Text block
Here are ten tips to guide undecided high school seniors and their families through these challenging, yet empowering weeks of decision-making.
- Accept and allow. We need to help seniors understand that while they may feel disappointed and even devastated by rejections, they need to be proud of the offers they receive. With competitive colleges accepting anywhere from 5.9 percent to 28 percent of students, huge numbers of students will be disappointed with rejection letters. But, we need to help them see how talented they are despite these rejections and understand that acceptances are powerful and can open the doors they need to be successful. So we need to help seniors focus on the colleges that accepted them — the amazing schools with programs and communities that will offer them the same, if not better, opportunities as the schools that rejected them.
- Appeal and move through waitlists. If students are still determined to attend a college that rejected or waitlisted them (the often longer road to rejection), help them. Gather stats — how many kids are on the waitlist and what percentages typically get admitted? Does the college accept appeals? Students need to feel they have tried, but then they must move on, as they have to find happiness with a college that accepted them. Adults have to guide seniors through this process and help students focus on the future.

Jobs
- 1) According to the college decision tips, what range of acceptance rates do competitive colleges have?
- 2) List every question the college decision tips suggest looking into when a student wants to pursue a waitlist or rejection.
You won't need the lines for this.

Given material
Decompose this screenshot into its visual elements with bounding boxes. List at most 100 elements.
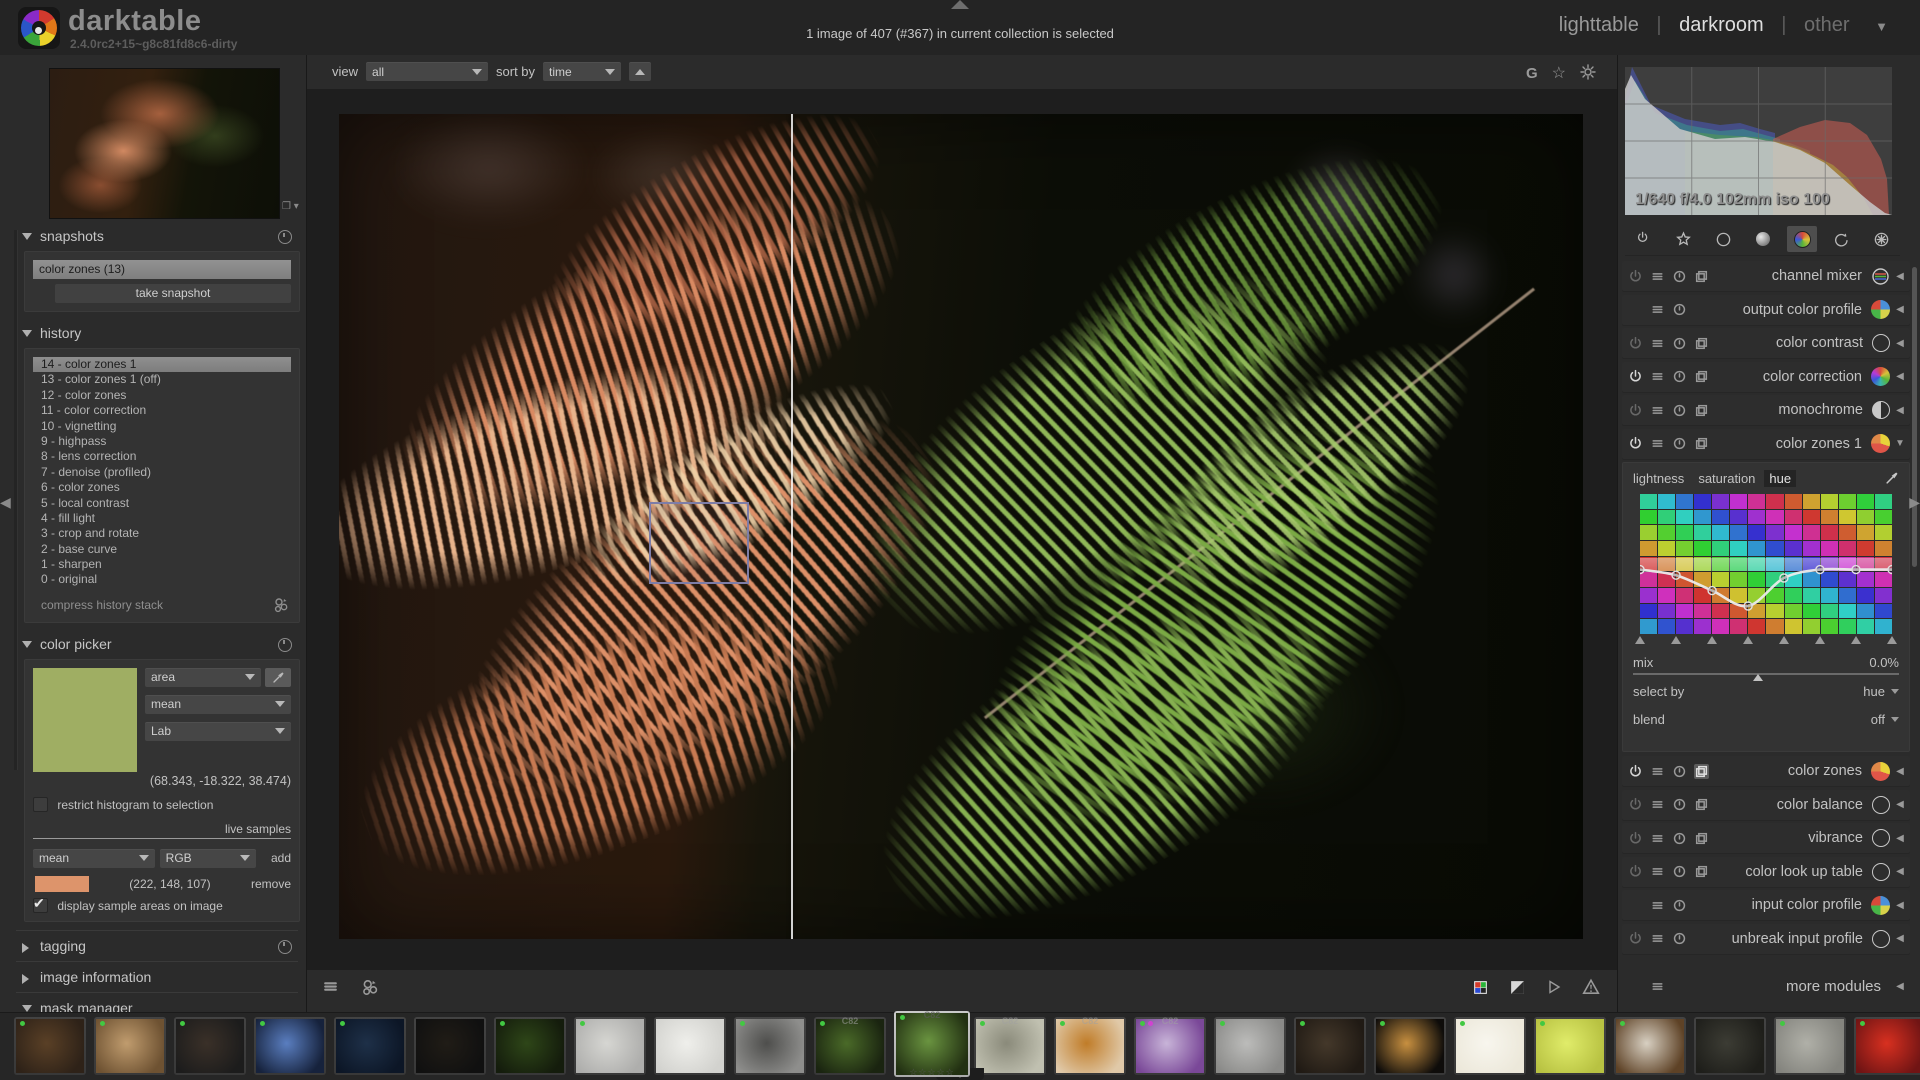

Solutions for each task
- 1) Anywhere from 5.9 percent to 28 percent of students.

- 2)
- How many kids are on the waitlist?
- What percentages typically get admitted?
- Does the college accept appeals?